→ PROBLEM: Quote the whole listing word for word. Do not include the pictures.

→ SUPPLIED RECORDS:
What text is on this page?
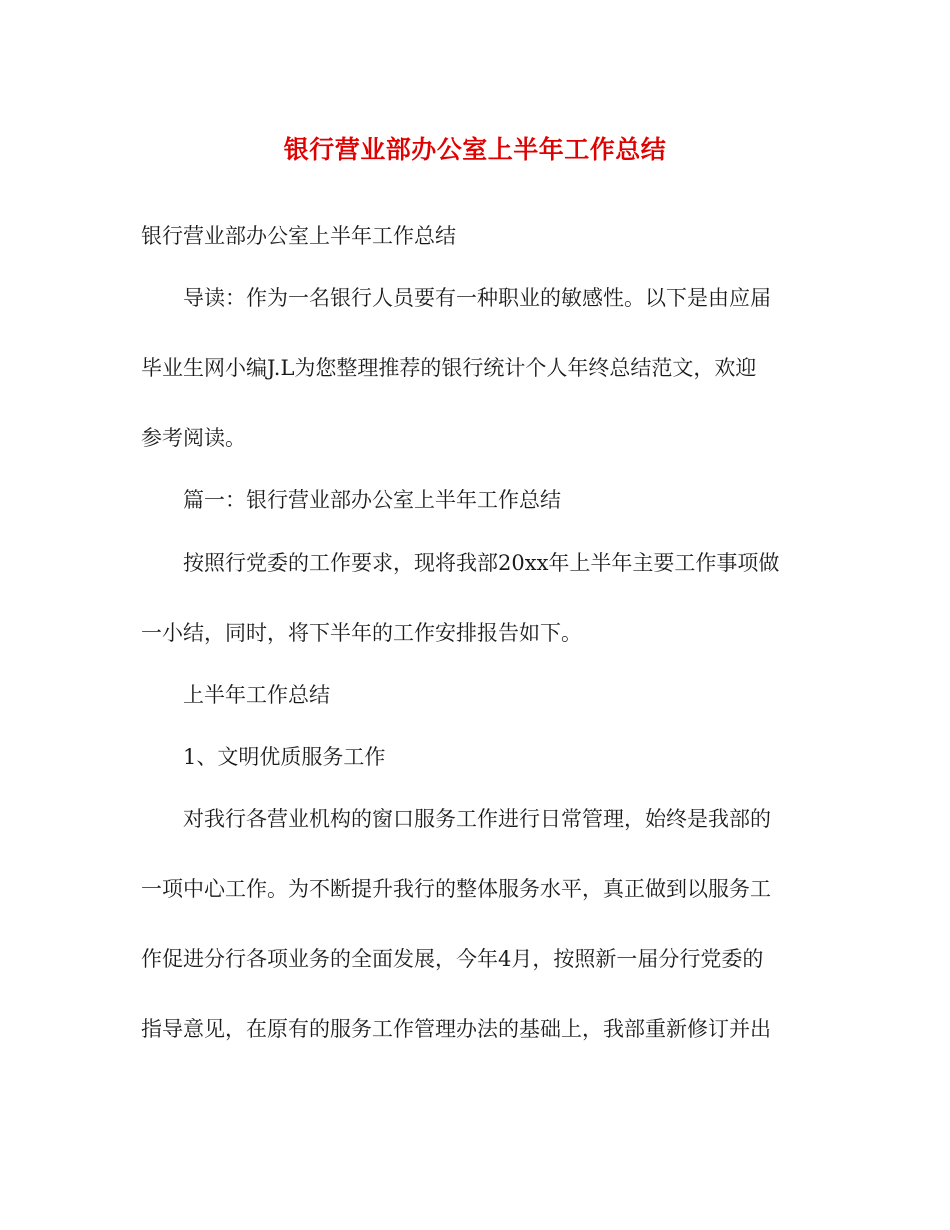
银行营业部办公室上半年工作总结
银行营业部办公室上半年工作总结
导读：作为一名银行人员要有一种职业的敏感性。以下是由应届
毕业生网小编J.L为您整理推荐的银行统计个人年终总结范文，欢迎
参考阅读。
篇一：银行营业部办公室上半年工作总结
按照行党委的工作要求，现将我部20xx年上半年主要工作事项做
一小结，同时，将下半年的工作安排报告如下。
上半年工作总结
1、文明优质服务工作
对我行各营业机构的窗口服务工作进行日常管理，始终是我部的
一项中心工作。为不断提升我行的整体服务水平，真正做到以服务工
作促进分行各项业务的全面发展，今年4月，按照新一届分行党委的
指导意见，在原有的服务工作管理办法的基础上，我部重新修订并出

→ OUTPUT FOR THIS EXERCISE:
What text is on this page?
银行营业部办公室上半年工作总结
银行营业部办公室上半年工作总结
导读：作为一名银行人员要有一种职业的敏感性。以下是由应届
毕业生网小编J.L为您整理推荐的银行统计个人年终总结范文，欢迎
参考阅读。
篇一：银行营业部办公室上半年工作总结
按照行党委的工作要求，现将我部20xx年上半年主要工作事项做
一小结，同时，将下半年的工作安排报告如下。
上半年工作总结
1、文明优质服务工作
对我行各营业机构的窗口服务工作进行日常管理，始终是我部的
一项中心工作。为不断提升我行的整体服务水平，真正做到以服务工
作促进分行各项业务的全面发展，今年4月，按照新一届分行党委的
指导意见，在原有的服务工作管理办法的基础上，我部重新修订并出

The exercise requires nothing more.